(Saved data entries)

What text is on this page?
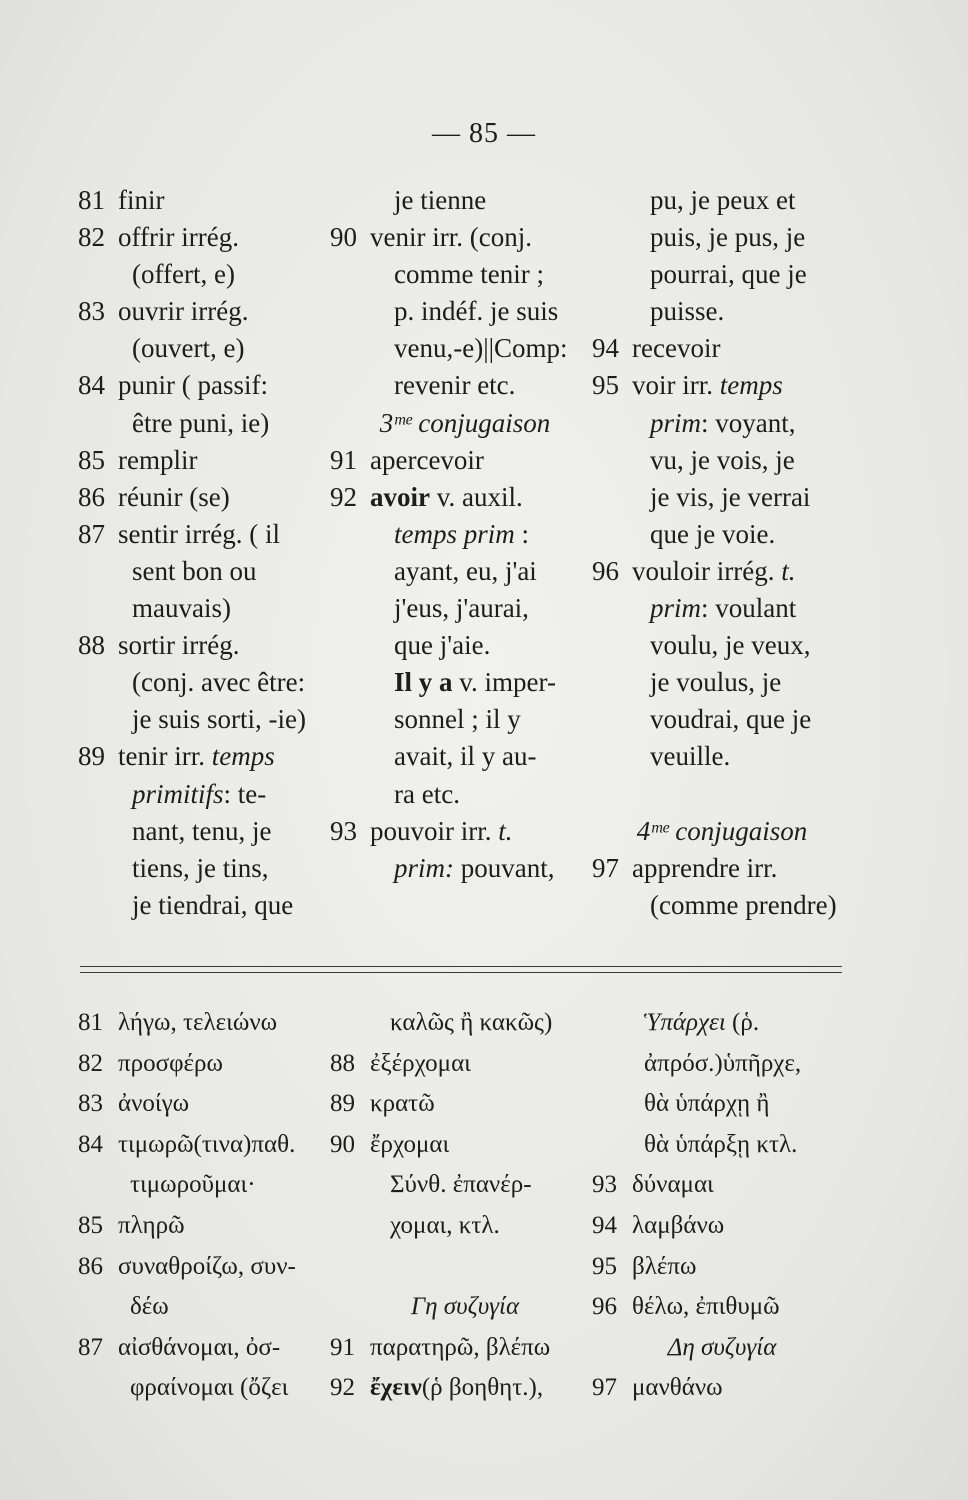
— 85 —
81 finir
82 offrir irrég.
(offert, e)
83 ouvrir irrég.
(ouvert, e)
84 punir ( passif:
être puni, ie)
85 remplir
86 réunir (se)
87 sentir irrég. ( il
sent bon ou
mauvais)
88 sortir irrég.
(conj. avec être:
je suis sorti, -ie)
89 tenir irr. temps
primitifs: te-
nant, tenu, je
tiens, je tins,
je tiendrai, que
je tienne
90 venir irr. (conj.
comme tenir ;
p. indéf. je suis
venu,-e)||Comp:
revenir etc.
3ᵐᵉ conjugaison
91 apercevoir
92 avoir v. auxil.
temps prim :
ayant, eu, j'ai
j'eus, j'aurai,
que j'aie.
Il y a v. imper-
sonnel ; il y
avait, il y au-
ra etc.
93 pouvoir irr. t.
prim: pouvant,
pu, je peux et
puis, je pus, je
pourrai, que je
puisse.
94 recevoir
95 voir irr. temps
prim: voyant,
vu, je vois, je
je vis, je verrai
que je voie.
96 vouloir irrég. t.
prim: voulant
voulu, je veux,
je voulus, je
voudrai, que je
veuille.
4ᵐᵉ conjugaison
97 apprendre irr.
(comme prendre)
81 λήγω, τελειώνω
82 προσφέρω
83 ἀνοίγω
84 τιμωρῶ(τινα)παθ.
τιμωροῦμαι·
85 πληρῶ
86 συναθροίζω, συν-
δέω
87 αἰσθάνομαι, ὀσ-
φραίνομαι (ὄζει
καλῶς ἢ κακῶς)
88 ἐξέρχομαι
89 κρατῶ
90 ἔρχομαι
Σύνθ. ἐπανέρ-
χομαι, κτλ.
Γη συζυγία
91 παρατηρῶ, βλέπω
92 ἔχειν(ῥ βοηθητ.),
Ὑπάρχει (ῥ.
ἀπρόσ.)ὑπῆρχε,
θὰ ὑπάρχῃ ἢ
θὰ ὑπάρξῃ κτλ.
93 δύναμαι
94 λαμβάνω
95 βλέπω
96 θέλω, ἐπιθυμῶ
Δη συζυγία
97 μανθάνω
* * *
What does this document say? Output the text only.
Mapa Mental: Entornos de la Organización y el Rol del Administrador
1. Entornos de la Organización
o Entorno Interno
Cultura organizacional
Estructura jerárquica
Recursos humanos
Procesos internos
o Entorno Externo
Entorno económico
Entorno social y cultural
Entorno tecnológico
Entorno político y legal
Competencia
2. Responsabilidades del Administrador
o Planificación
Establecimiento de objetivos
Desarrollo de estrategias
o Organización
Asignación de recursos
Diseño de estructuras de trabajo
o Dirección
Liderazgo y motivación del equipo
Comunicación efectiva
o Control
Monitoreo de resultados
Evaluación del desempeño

__WHAT YOU WILL DO__: Locate and copy each line in the data above that includes the word "Administrador".

__TASK SOLUTION__:
Mapa Mental: Entornos de la Organización y el Rol del Administrador
2. Responsabilidades del Administrador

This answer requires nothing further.